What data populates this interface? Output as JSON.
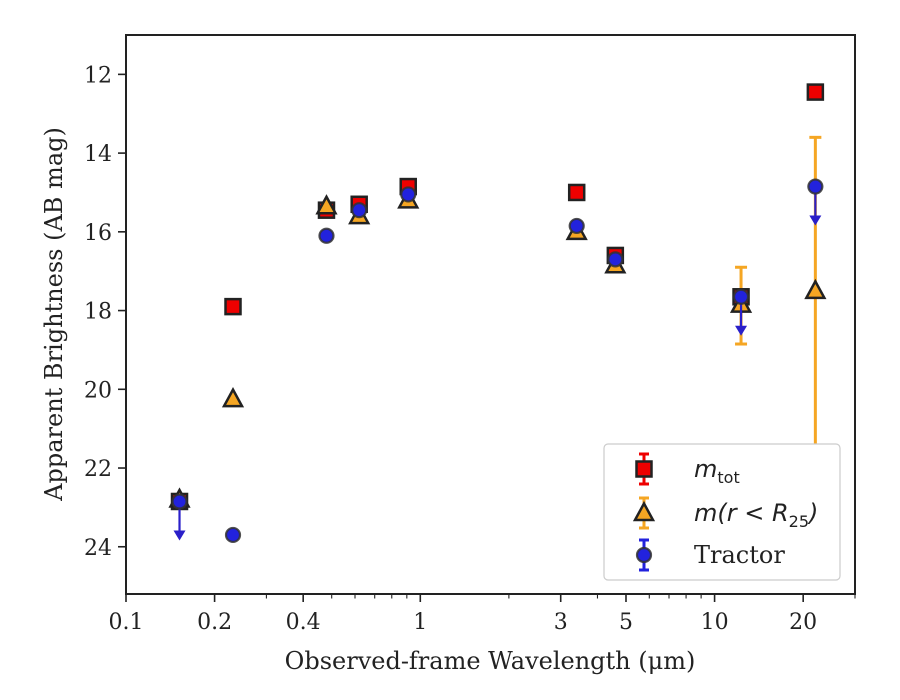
{
  "chart_data": {
    "type": "scatter",
    "title": "",
    "xlabel": "Observed-frame Wavelength (μm)",
    "ylabel": "Apparent Brightness (AB mag)",
    "xscale": "log",
    "xlim": [
      0.1,
      30
    ],
    "ylim": [
      25.2,
      11
    ],
    "y_inverted": true,
    "grid": false,
    "legend_position": "lower-right",
    "xticks": [
      0.1,
      0.2,
      0.4,
      1,
      3,
      5,
      10,
      20
    ],
    "xtick_labels": [
      "0.1",
      "0.2",
      "0.4",
      "1",
      "3",
      "5",
      "10",
      "20"
    ],
    "yticks": [
      12,
      14,
      16,
      18,
      20,
      22,
      24
    ],
    "ytick_labels": [
      "12",
      "14",
      "16",
      "18",
      "20",
      "22",
      "24"
    ],
    "colors": {
      "m_tot": "#ee0000",
      "m_r25": "#f5a623",
      "tractor": "#2222dd",
      "upper_limit_arrow": "#2a1fc9",
      "marker_edge": "#222222"
    },
    "series": [
      {
        "name": "m_tot",
        "legend_label": {
          "base": "m",
          "sub": "tot"
        },
        "marker": "square",
        "points": [
          {
            "x": 0.152,
            "y": 22.85
          },
          {
            "x": 0.231,
            "y": 17.9
          },
          {
            "x": 0.48,
            "y": 15.45
          },
          {
            "x": 0.62,
            "y": 15.3
          },
          {
            "x": 0.91,
            "y": 14.85
          },
          {
            "x": 3.4,
            "y": 15.0
          },
          {
            "x": 4.6,
            "y": 16.6
          },
          {
            "x": 12.3,
            "y": 17.65
          },
          {
            "x": 22.0,
            "y": 12.45
          }
        ]
      },
      {
        "name": "m(r<R25)",
        "legend_label": {
          "text": "m(r < R",
          "sub": "25",
          "close": ")"
        },
        "marker": "triangle",
        "points": [
          {
            "x": 0.152,
            "y": 22.8
          },
          {
            "x": 0.231,
            "y": 20.25
          },
          {
            "x": 0.48,
            "y": 15.35
          },
          {
            "x": 0.62,
            "y": 15.6
          },
          {
            "x": 0.91,
            "y": 15.2
          },
          {
            "x": 3.4,
            "y": 16.0
          },
          {
            "x": 4.6,
            "y": 16.85
          },
          {
            "x": 12.3,
            "y": 17.85,
            "yerr_low": 16.9,
            "yerr_high": 18.85
          },
          {
            "x": 22.0,
            "y": 17.5,
            "yerr_low": 13.6,
            "yerr_high": 21.5
          }
        ]
      },
      {
        "name": "Tractor",
        "legend_label": {
          "text": "Tractor"
        },
        "marker": "circle",
        "points": [
          {
            "x": 0.152,
            "y": 22.85,
            "upper_limit": true
          },
          {
            "x": 0.231,
            "y": 23.7
          },
          {
            "x": 0.48,
            "y": 16.1
          },
          {
            "x": 0.62,
            "y": 15.45
          },
          {
            "x": 0.91,
            "y": 15.05
          },
          {
            "x": 3.4,
            "y": 15.85
          },
          {
            "x": 4.6,
            "y": 16.7
          },
          {
            "x": 12.3,
            "y": 17.65,
            "upper_limit": true
          },
          {
            "x": 22.0,
            "y": 14.85,
            "upper_limit": true
          }
        ]
      }
    ]
  }
}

◆ **Brief**
Copy the material above in full and exactly, skipping pictures.

◆ **Complete answer**
What data populates this interface? Output as JSON.
{
  "chart_data": {
    "type": "scatter",
    "title": "",
    "xlabel": "Observed-frame Wavelength (μm)",
    "ylabel": "Apparent Brightness (AB mag)",
    "xscale": "log",
    "xlim": [
      0.1,
      30
    ],
    "ylim": [
      25.2,
      11
    ],
    "y_inverted": true,
    "grid": false,
    "legend_position": "lower-right",
    "xticks": [
      0.1,
      0.2,
      0.4,
      1,
      3,
      5,
      10,
      20
    ],
    "xtick_labels": [
      "0.1",
      "0.2",
      "0.4",
      "1",
      "3",
      "5",
      "10",
      "20"
    ],
    "yticks": [
      12,
      14,
      16,
      18,
      20,
      22,
      24
    ],
    "ytick_labels": [
      "12",
      "14",
      "16",
      "18",
      "20",
      "22",
      "24"
    ],
    "colors": {
      "m_tot": "#ee0000",
      "m_r25": "#f5a623",
      "tractor": "#2222dd",
      "upper_limit_arrow": "#2a1fc9",
      "marker_edge": "#222222"
    },
    "series": [
      {
        "name": "m_tot",
        "legend_label": {
          "base": "m",
          "sub": "tot"
        },
        "marker": "square",
        "points": [
          {
            "x": 0.152,
            "y": 22.85
          },
          {
            "x": 0.231,
            "y": 17.9
          },
          {
            "x": 0.48,
            "y": 15.45
          },
          {
            "x": 0.62,
            "y": 15.3
          },
          {
            "x": 0.91,
            "y": 14.85
          },
          {
            "x": 3.4,
            "y": 15.0
          },
          {
            "x": 4.6,
            "y": 16.6
          },
          {
            "x": 12.3,
            "y": 17.65
          },
          {
            "x": 22.0,
            "y": 12.45
          }
        ]
      },
      {
        "name": "m(r<R25)",
        "legend_label": {
          "text": "m(r < R",
          "sub": "25",
          "close": ")"
        },
        "marker": "triangle",
        "points": [
          {
            "x": 0.152,
            "y": 22.8
          },
          {
            "x": 0.231,
            "y": 20.25
          },
          {
            "x": 0.48,
            "y": 15.35
          },
          {
            "x": 0.62,
            "y": 15.6
          },
          {
            "x": 0.91,
            "y": 15.2
          },
          {
            "x": 3.4,
            "y": 16.0
          },
          {
            "x": 4.6,
            "y": 16.85
          },
          {
            "x": 12.3,
            "y": 17.85,
            "yerr_low": 16.9,
            "yerr_high": 18.85
          },
          {
            "x": 22.0,
            "y": 17.5,
            "yerr_low": 13.6,
            "yerr_high": 21.5
          }
        ]
      },
      {
        "name": "Tractor",
        "legend_label": {
          "text": "Tractor"
        },
        "marker": "circle",
        "points": [
          {
            "x": 0.152,
            "y": 22.85,
            "upper_limit": true
          },
          {
            "x": 0.231,
            "y": 23.7
          },
          {
            "x": 0.48,
            "y": 16.1
          },
          {
            "x": 0.62,
            "y": 15.45
          },
          {
            "x": 0.91,
            "y": 15.05
          },
          {
            "x": 3.4,
            "y": 15.85
          },
          {
            "x": 4.6,
            "y": 16.7
          },
          {
            "x": 12.3,
            "y": 17.65,
            "upper_limit": true
          },
          {
            "x": 22.0,
            "y": 14.85,
            "upper_limit": true
          }
        ]
      }
    ]
  }
}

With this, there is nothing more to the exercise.